* **Written task**
Reproduce the listing below exactly. Pictures do not belong in the copy.

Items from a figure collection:

==========

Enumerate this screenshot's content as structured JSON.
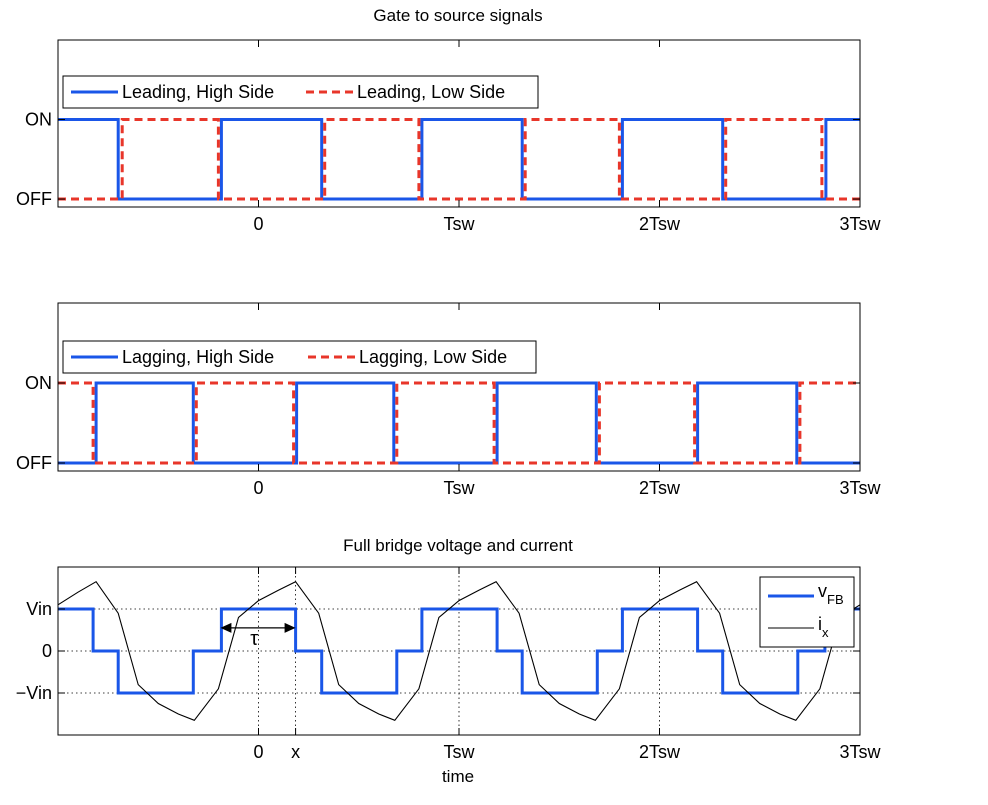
{
  "chart_data": [
    {
      "type": "line",
      "title": "Gate to source signals",
      "xlabel": "",
      "ylabel": "",
      "xlim": [
        -2,
        6
      ],
      "ylim": [
        -0.1,
        2
      ],
      "x_ticks": [
        {
          "value": 0,
          "label": "0"
        },
        {
          "value": 2,
          "label": "Tsw"
        },
        {
          "value": 4,
          "label": "2Tsw"
        },
        {
          "value": 6,
          "label": "3Tsw"
        }
      ],
      "y_ticks": [
        {
          "value": 0,
          "label": "OFF"
        },
        {
          "value": 1,
          "label": "ON"
        }
      ],
      "grid": false,
      "legend": "top-left",
      "series": [
        {
          "name": "Leading, High Side",
          "color": "#1a56e8",
          "dash": "solid",
          "step_x": [
            -2,
            -1.4,
            -1.4,
            -0.37,
            -0.37,
            0.63,
            0.63,
            1.63,
            1.63,
            2.63,
            2.63,
            3.63,
            3.63,
            4.63,
            4.63,
            5.66,
            5.66,
            6
          ],
          "step_y": [
            1,
            1,
            0,
            0,
            1,
            1,
            0,
            0,
            1,
            1,
            0,
            0,
            1,
            1,
            0,
            0,
            1,
            1
          ]
        },
        {
          "name": "Leading, Low Side",
          "color": "#e8362a",
          "dash": "dashed",
          "step_x": [
            -2,
            -1.36,
            -1.36,
            -0.4,
            -0.4,
            0.66,
            0.66,
            1.6,
            1.6,
            2.66,
            2.66,
            3.6,
            3.6,
            4.66,
            4.66,
            5.62,
            5.62,
            6
          ],
          "step_y": [
            0,
            0,
            1,
            1,
            0,
            0,
            1,
            1,
            0,
            0,
            1,
            1,
            0,
            0,
            1,
            1,
            0,
            0
          ]
        }
      ]
    },
    {
      "type": "line",
      "title": "",
      "xlabel": "",
      "ylabel": "",
      "xlim": [
        -2,
        6
      ],
      "ylim": [
        -0.1,
        2
      ],
      "x_ticks": [
        {
          "value": 0,
          "label": "0"
        },
        {
          "value": 2,
          "label": "Tsw"
        },
        {
          "value": 4,
          "label": "2Tsw"
        },
        {
          "value": 6,
          "label": "3Tsw"
        }
      ],
      "y_ticks": [
        {
          "value": 0,
          "label": "OFF"
        },
        {
          "value": 1,
          "label": "ON"
        }
      ],
      "grid": false,
      "legend": "top-left",
      "series": [
        {
          "name": "Lagging, High Side",
          "color": "#1a56e8",
          "dash": "solid",
          "step_x": [
            -2,
            -1.62,
            -1.62,
            -0.65,
            -0.65,
            0.38,
            0.38,
            1.35,
            1.35,
            2.38,
            2.38,
            3.37,
            3.37,
            4.38,
            4.38,
            5.37,
            5.37,
            6
          ],
          "step_y": [
            0,
            0,
            1,
            1,
            0,
            0,
            1,
            1,
            0,
            0,
            1,
            1,
            0,
            0,
            1,
            1,
            0,
            0
          ]
        },
        {
          "name": "Lagging, Low Side",
          "color": "#e8362a",
          "dash": "dashed",
          "step_x": [
            -2,
            -1.65,
            -1.65,
            -0.62,
            -0.62,
            0.35,
            0.35,
            1.38,
            1.38,
            2.35,
            2.35,
            3.4,
            3.4,
            4.35,
            4.35,
            5.4,
            5.4,
            6
          ],
          "step_y": [
            1,
            1,
            0,
            0,
            1,
            1,
            0,
            0,
            1,
            1,
            0,
            0,
            1,
            1,
            0,
            0,
            1,
            1
          ]
        }
      ]
    },
    {
      "type": "line",
      "title": "Full bridge voltage and current",
      "xlabel": "time",
      "ylabel": "",
      "xlim": [
        -2,
        6
      ],
      "ylim": [
        -2,
        2
      ],
      "x_ticks": [
        {
          "value": 0,
          "label": "0"
        },
        {
          "value": 0.37,
          "label": "x"
        },
        {
          "value": 2,
          "label": "Tsw"
        },
        {
          "value": 4,
          "label": "2Tsw"
        },
        {
          "value": 6,
          "label": "3Tsw"
        }
      ],
      "y_ticks": [
        {
          "value": 1,
          "label": "Vin"
        },
        {
          "value": 0,
          "label": "0"
        },
        {
          "value": -1,
          "label": "−Vin"
        }
      ],
      "grid": true,
      "legend": "top-right",
      "annotation": {
        "label": "τ",
        "x_from": -0.38,
        "x_to": 0.37,
        "y": 0.55
      },
      "series": [
        {
          "name": "v",
          "name_subscript": "FB",
          "color": "#1a56e8",
          "style": "thick",
          "step_x": [
            -2,
            -1.65,
            -1.65,
            -1.4,
            -1.4,
            -0.65,
            -0.65,
            -0.37,
            -0.37,
            0.37,
            0.37,
            0.63,
            0.63,
            1.38,
            1.38,
            1.63,
            1.63,
            2.38,
            2.38,
            2.63,
            2.63,
            3.38,
            3.38,
            3.63,
            3.63,
            4.38,
            4.38,
            4.63,
            4.63,
            5.38,
            5.38,
            5.65,
            5.65,
            6
          ],
          "step_y": [
            1,
            1,
            0,
            0,
            -1,
            -1,
            0,
            0,
            1,
            1,
            0,
            0,
            -1,
            -1,
            0,
            0,
            1,
            1,
            0,
            0,
            -1,
            -1,
            0,
            0,
            1,
            1,
            0,
            0,
            -1,
            -1,
            0,
            0,
            1,
            1
          ]
        },
        {
          "name": "i",
          "name_subscript": "x",
          "color": "#000000",
          "style": "thin",
          "x": [
            -2,
            -1.8,
            -1.62,
            -1.4,
            -1.2,
            -1.0,
            -0.8,
            -0.64,
            -0.4,
            -0.2,
            0.0,
            0.2,
            0.37,
            0.6,
            0.8,
            1.0,
            1.2,
            1.36,
            1.6,
            1.8,
            2.0,
            2.2,
            2.37,
            2.6,
            2.8,
            3.0,
            3.2,
            3.36,
            3.6,
            3.8,
            4.0,
            4.2,
            4.37,
            4.6,
            4.8,
            5.0,
            5.2,
            5.36,
            5.6,
            5.8,
            6.0
          ],
          "y": [
            1.1,
            1.4,
            1.65,
            0.9,
            -0.8,
            -1.25,
            -1.5,
            -1.65,
            -0.9,
            0.8,
            1.2,
            1.45,
            1.65,
            0.9,
            -0.8,
            -1.25,
            -1.5,
            -1.65,
            -0.9,
            0.8,
            1.2,
            1.45,
            1.65,
            0.9,
            -0.8,
            -1.25,
            -1.5,
            -1.65,
            -0.9,
            0.8,
            1.2,
            1.45,
            1.65,
            0.9,
            -0.8,
            -1.25,
            -1.5,
            -1.65,
            -0.9,
            0.8,
            1.1
          ]
        }
      ]
    }
  ]
}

==========

* **Response below**
Enumerate this screenshot's content as structured JSON.
{
  "chart_data": [
    {
      "type": "line",
      "title": "Gate to source signals",
      "xlabel": "",
      "ylabel": "",
      "xlim": [
        -2,
        6
      ],
      "ylim": [
        -0.1,
        2
      ],
      "x_ticks": [
        {
          "value": 0,
          "label": "0"
        },
        {
          "value": 2,
          "label": "Tsw"
        },
        {
          "value": 4,
          "label": "2Tsw"
        },
        {
          "value": 6,
          "label": "3Tsw"
        }
      ],
      "y_ticks": [
        {
          "value": 0,
          "label": "OFF"
        },
        {
          "value": 1,
          "label": "ON"
        }
      ],
      "grid": false,
      "legend": "top-left",
      "series": [
        {
          "name": "Leading, High Side",
          "color": "#1a56e8",
          "dash": "solid",
          "step_x": [
            -2,
            -1.4,
            -1.4,
            -0.37,
            -0.37,
            0.63,
            0.63,
            1.63,
            1.63,
            2.63,
            2.63,
            3.63,
            3.63,
            4.63,
            4.63,
            5.66,
            5.66,
            6
          ],
          "step_y": [
            1,
            1,
            0,
            0,
            1,
            1,
            0,
            0,
            1,
            1,
            0,
            0,
            1,
            1,
            0,
            0,
            1,
            1
          ]
        },
        {
          "name": "Leading, Low Side",
          "color": "#e8362a",
          "dash": "dashed",
          "step_x": [
            -2,
            -1.36,
            -1.36,
            -0.4,
            -0.4,
            0.66,
            0.66,
            1.6,
            1.6,
            2.66,
            2.66,
            3.6,
            3.6,
            4.66,
            4.66,
            5.62,
            5.62,
            6
          ],
          "step_y": [
            0,
            0,
            1,
            1,
            0,
            0,
            1,
            1,
            0,
            0,
            1,
            1,
            0,
            0,
            1,
            1,
            0,
            0
          ]
        }
      ]
    },
    {
      "type": "line",
      "title": "",
      "xlabel": "",
      "ylabel": "",
      "xlim": [
        -2,
        6
      ],
      "ylim": [
        -0.1,
        2
      ],
      "x_ticks": [
        {
          "value": 0,
          "label": "0"
        },
        {
          "value": 2,
          "label": "Tsw"
        },
        {
          "value": 4,
          "label": "2Tsw"
        },
        {
          "value": 6,
          "label": "3Tsw"
        }
      ],
      "y_ticks": [
        {
          "value": 0,
          "label": "OFF"
        },
        {
          "value": 1,
          "label": "ON"
        }
      ],
      "grid": false,
      "legend": "top-left",
      "series": [
        {
          "name": "Lagging, High Side",
          "color": "#1a56e8",
          "dash": "solid",
          "step_x": [
            -2,
            -1.62,
            -1.62,
            -0.65,
            -0.65,
            0.38,
            0.38,
            1.35,
            1.35,
            2.38,
            2.38,
            3.37,
            3.37,
            4.38,
            4.38,
            5.37,
            5.37,
            6
          ],
          "step_y": [
            0,
            0,
            1,
            1,
            0,
            0,
            1,
            1,
            0,
            0,
            1,
            1,
            0,
            0,
            1,
            1,
            0,
            0
          ]
        },
        {
          "name": "Lagging, Low Side",
          "color": "#e8362a",
          "dash": "dashed",
          "step_x": [
            -2,
            -1.65,
            -1.65,
            -0.62,
            -0.62,
            0.35,
            0.35,
            1.38,
            1.38,
            2.35,
            2.35,
            3.4,
            3.4,
            4.35,
            4.35,
            5.4,
            5.4,
            6
          ],
          "step_y": [
            1,
            1,
            0,
            0,
            1,
            1,
            0,
            0,
            1,
            1,
            0,
            0,
            1,
            1,
            0,
            0,
            1,
            1
          ]
        }
      ]
    },
    {
      "type": "line",
      "title": "Full bridge voltage and current",
      "xlabel": "time",
      "ylabel": "",
      "xlim": [
        -2,
        6
      ],
      "ylim": [
        -2,
        2
      ],
      "x_ticks": [
        {
          "value": 0,
          "label": "0"
        },
        {
          "value": 0.37,
          "label": "x"
        },
        {
          "value": 2,
          "label": "Tsw"
        },
        {
          "value": 4,
          "label": "2Tsw"
        },
        {
          "value": 6,
          "label": "3Tsw"
        }
      ],
      "y_ticks": [
        {
          "value": 1,
          "label": "Vin"
        },
        {
          "value": 0,
          "label": "0"
        },
        {
          "value": -1,
          "label": "−Vin"
        }
      ],
      "grid": true,
      "legend": "top-right",
      "annotation": {
        "label": "τ",
        "x_from": -0.38,
        "x_to": 0.37,
        "y": 0.55
      },
      "series": [
        {
          "name": "v",
          "name_subscript": "FB",
          "color": "#1a56e8",
          "style": "thick",
          "step_x": [
            -2,
            -1.65,
            -1.65,
            -1.4,
            -1.4,
            -0.65,
            -0.65,
            -0.37,
            -0.37,
            0.37,
            0.37,
            0.63,
            0.63,
            1.38,
            1.38,
            1.63,
            1.63,
            2.38,
            2.38,
            2.63,
            2.63,
            3.38,
            3.38,
            3.63,
            3.63,
            4.38,
            4.38,
            4.63,
            4.63,
            5.38,
            5.38,
            5.65,
            5.65,
            6
          ],
          "step_y": [
            1,
            1,
            0,
            0,
            -1,
            -1,
            0,
            0,
            1,
            1,
            0,
            0,
            -1,
            -1,
            0,
            0,
            1,
            1,
            0,
            0,
            -1,
            -1,
            0,
            0,
            1,
            1,
            0,
            0,
            -1,
            -1,
            0,
            0,
            1,
            1
          ]
        },
        {
          "name": "i",
          "name_subscript": "x",
          "color": "#000000",
          "style": "thin",
          "x": [
            -2,
            -1.8,
            -1.62,
            -1.4,
            -1.2,
            -1.0,
            -0.8,
            -0.64,
            -0.4,
            -0.2,
            0.0,
            0.2,
            0.37,
            0.6,
            0.8,
            1.0,
            1.2,
            1.36,
            1.6,
            1.8,
            2.0,
            2.2,
            2.37,
            2.6,
            2.8,
            3.0,
            3.2,
            3.36,
            3.6,
            3.8,
            4.0,
            4.2,
            4.37,
            4.6,
            4.8,
            5.0,
            5.2,
            5.36,
            5.6,
            5.8,
            6.0
          ],
          "y": [
            1.1,
            1.4,
            1.65,
            0.9,
            -0.8,
            -1.25,
            -1.5,
            -1.65,
            -0.9,
            0.8,
            1.2,
            1.45,
            1.65,
            0.9,
            -0.8,
            -1.25,
            -1.5,
            -1.65,
            -0.9,
            0.8,
            1.2,
            1.45,
            1.65,
            0.9,
            -0.8,
            -1.25,
            -1.5,
            -1.65,
            -0.9,
            0.8,
            1.2,
            1.45,
            1.65,
            0.9,
            -0.8,
            -1.25,
            -1.5,
            -1.65,
            -0.9,
            0.8,
            1.1
          ]
        }
      ]
    }
  ]
}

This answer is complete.